- _EXERCISE_
In the entries, find all lines that hold the word "finished" and copy them.
═══ RECORD LIST
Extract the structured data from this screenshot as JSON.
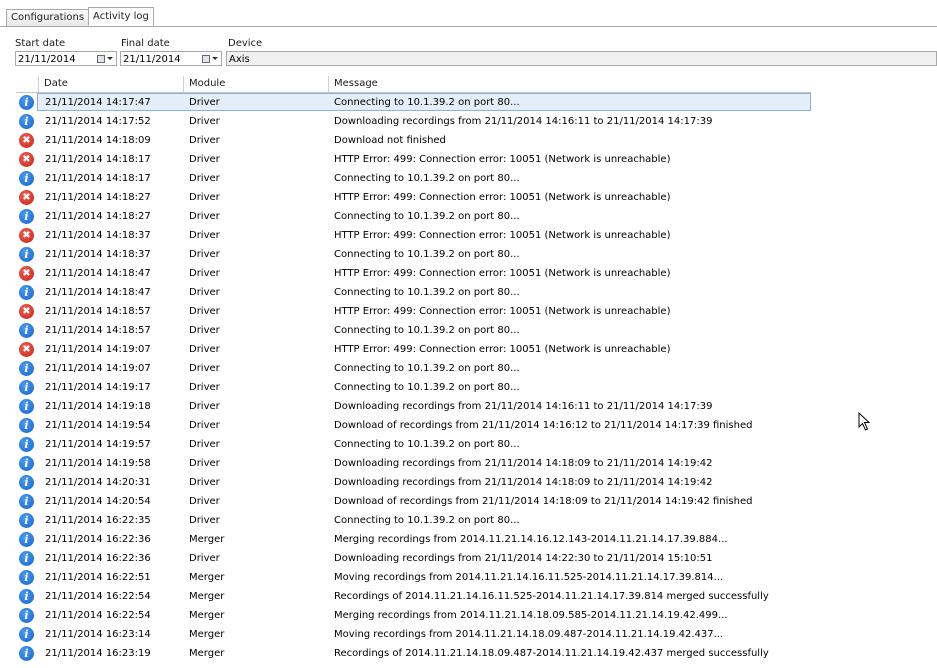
{
  "tabs": [
    {
      "label": "Configurations",
      "active": false
    },
    {
      "label": "Activity log",
      "active": true
    }
  ],
  "filters": {
    "start_date_label": "Start date",
    "start_date_value": "21/11/2014",
    "final_date_label": "Final date",
    "final_date_value": "21/11/2014",
    "device_label": "Device",
    "device_value": "Axis"
  },
  "columns": {
    "date": "Date",
    "module": "Module",
    "message": "Message"
  },
  "colors": {
    "info": "#1662c8",
    "error": "#c22418",
    "selection": "#e4eef9"
  },
  "rows": [
    {
      "type": "info",
      "date": "21/11/2014 14:17:47",
      "module": "Driver",
      "message": "Connecting to 10.1.39.2 on port 80...",
      "selected": true
    },
    {
      "type": "info",
      "date": "21/11/2014 14:17:52",
      "module": "Driver",
      "message": "Downloading recordings from 21/11/2014 14:16:11 to 21/11/2014 14:17:39"
    },
    {
      "type": "error",
      "date": "21/11/2014 14:18:09",
      "module": "Driver",
      "message": "Download not finished"
    },
    {
      "type": "error",
      "date": "21/11/2014 14:18:17",
      "module": "Driver",
      "message": "HTTP Error: 499: Connection error: 10051 (Network is unreachable)"
    },
    {
      "type": "info",
      "date": "21/11/2014 14:18:17",
      "module": "Driver",
      "message": "Connecting to 10.1.39.2 on port 80..."
    },
    {
      "type": "error",
      "date": "21/11/2014 14:18:27",
      "module": "Driver",
      "message": "HTTP Error: 499: Connection error: 10051 (Network is unreachable)"
    },
    {
      "type": "info",
      "date": "21/11/2014 14:18:27",
      "module": "Driver",
      "message": "Connecting to 10.1.39.2 on port 80..."
    },
    {
      "type": "error",
      "date": "21/11/2014 14:18:37",
      "module": "Driver",
      "message": "HTTP Error: 499: Connection error: 10051 (Network is unreachable)"
    },
    {
      "type": "info",
      "date": "21/11/2014 14:18:37",
      "module": "Driver",
      "message": "Connecting to 10.1.39.2 on port 80..."
    },
    {
      "type": "error",
      "date": "21/11/2014 14:18:47",
      "module": "Driver",
      "message": "HTTP Error: 499: Connection error: 10051 (Network is unreachable)"
    },
    {
      "type": "info",
      "date": "21/11/2014 14:18:47",
      "module": "Driver",
      "message": "Connecting to 10.1.39.2 on port 80..."
    },
    {
      "type": "error",
      "date": "21/11/2014 14:18:57",
      "module": "Driver",
      "message": "HTTP Error: 499: Connection error: 10051 (Network is unreachable)"
    },
    {
      "type": "info",
      "date": "21/11/2014 14:18:57",
      "module": "Driver",
      "message": "Connecting to 10.1.39.2 on port 80..."
    },
    {
      "type": "error",
      "date": "21/11/2014 14:19:07",
      "module": "Driver",
      "message": "HTTP Error: 499: Connection error: 10051 (Network is unreachable)"
    },
    {
      "type": "info",
      "date": "21/11/2014 14:19:07",
      "module": "Driver",
      "message": "Connecting to 10.1.39.2 on port 80..."
    },
    {
      "type": "info",
      "date": "21/11/2014 14:19:17",
      "module": "Driver",
      "message": "Connecting to 10.1.39.2 on port 80..."
    },
    {
      "type": "info",
      "date": "21/11/2014 14:19:18",
      "module": "Driver",
      "message": "Downloading recordings from 21/11/2014 14:16:11 to 21/11/2014 14:17:39"
    },
    {
      "type": "info",
      "date": "21/11/2014 14:19:54",
      "module": "Driver",
      "message": "Download of recordings from 21/11/2014 14:16:12 to 21/11/2014 14:17:39 finished"
    },
    {
      "type": "info",
      "date": "21/11/2014 14:19:57",
      "module": "Driver",
      "message": "Connecting to 10.1.39.2 on port 80..."
    },
    {
      "type": "info",
      "date": "21/11/2014 14:19:58",
      "module": "Driver",
      "message": "Downloading recordings from 21/11/2014 14:18:09 to 21/11/2014 14:19:42"
    },
    {
      "type": "info",
      "date": "21/11/2014 14:20:31",
      "module": "Driver",
      "message": "Downloading recordings from 21/11/2014 14:18:09 to 21/11/2014 14:19:42"
    },
    {
      "type": "info",
      "date": "21/11/2014 14:20:54",
      "module": "Driver",
      "message": "Download of recordings from 21/11/2014 14:18:09 to 21/11/2014 14:19:42 finished"
    },
    {
      "type": "info",
      "date": "21/11/2014 16:22:35",
      "module": "Driver",
      "message": "Connecting to 10.1.39.2 on port 80..."
    },
    {
      "type": "info",
      "date": "21/11/2014 16:22:36",
      "module": "Merger",
      "message": "Merging recordings from 2014.11.21.14.16.12.143-2014.11.21.14.17.39.884..."
    },
    {
      "type": "info",
      "date": "21/11/2014 16:22:36",
      "module": "Driver",
      "message": "Downloading recordings from 21/11/2014 14:22:30 to 21/11/2014 15:10:51"
    },
    {
      "type": "info",
      "date": "21/11/2014 16:22:51",
      "module": "Merger",
      "message": "Moving recordings from 2014.11.21.14.16.11.525-2014.11.21.14.17.39.814..."
    },
    {
      "type": "info",
      "date": "21/11/2014 16:22:54",
      "module": "Merger",
      "message": "Recordings of 2014.11.21.14.16.11.525-2014.11.21.14.17.39.814 merged successfully"
    },
    {
      "type": "info",
      "date": "21/11/2014 16:22:54",
      "module": "Merger",
      "message": "Merging recordings from 2014.11.21.14.18.09.585-2014.11.21.14.19.42.499..."
    },
    {
      "type": "info",
      "date": "21/11/2014 16:23:14",
      "module": "Merger",
      "message": "Moving recordings from 2014.11.21.14.18.09.487-2014.11.21.14.19.42.437..."
    },
    {
      "type": "info",
      "date": "21/11/2014 16:23:19",
      "module": "Merger",
      "message": "Recordings of 2014.11.21.14.18.09.487-2014.11.21.14.19.42.437 merged successfully"
    }
  ]
}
══════
- _RESULT OF THE TASK_
      "message": "Download not finished"
      "message": "Download of recordings from 21/11/2014 14:16:12 to 21/11/2014 14:17:39 finished"
      "message": "Download of recordings from 21/11/2014 14:18:09 to 21/11/2014 14:19:42 finished"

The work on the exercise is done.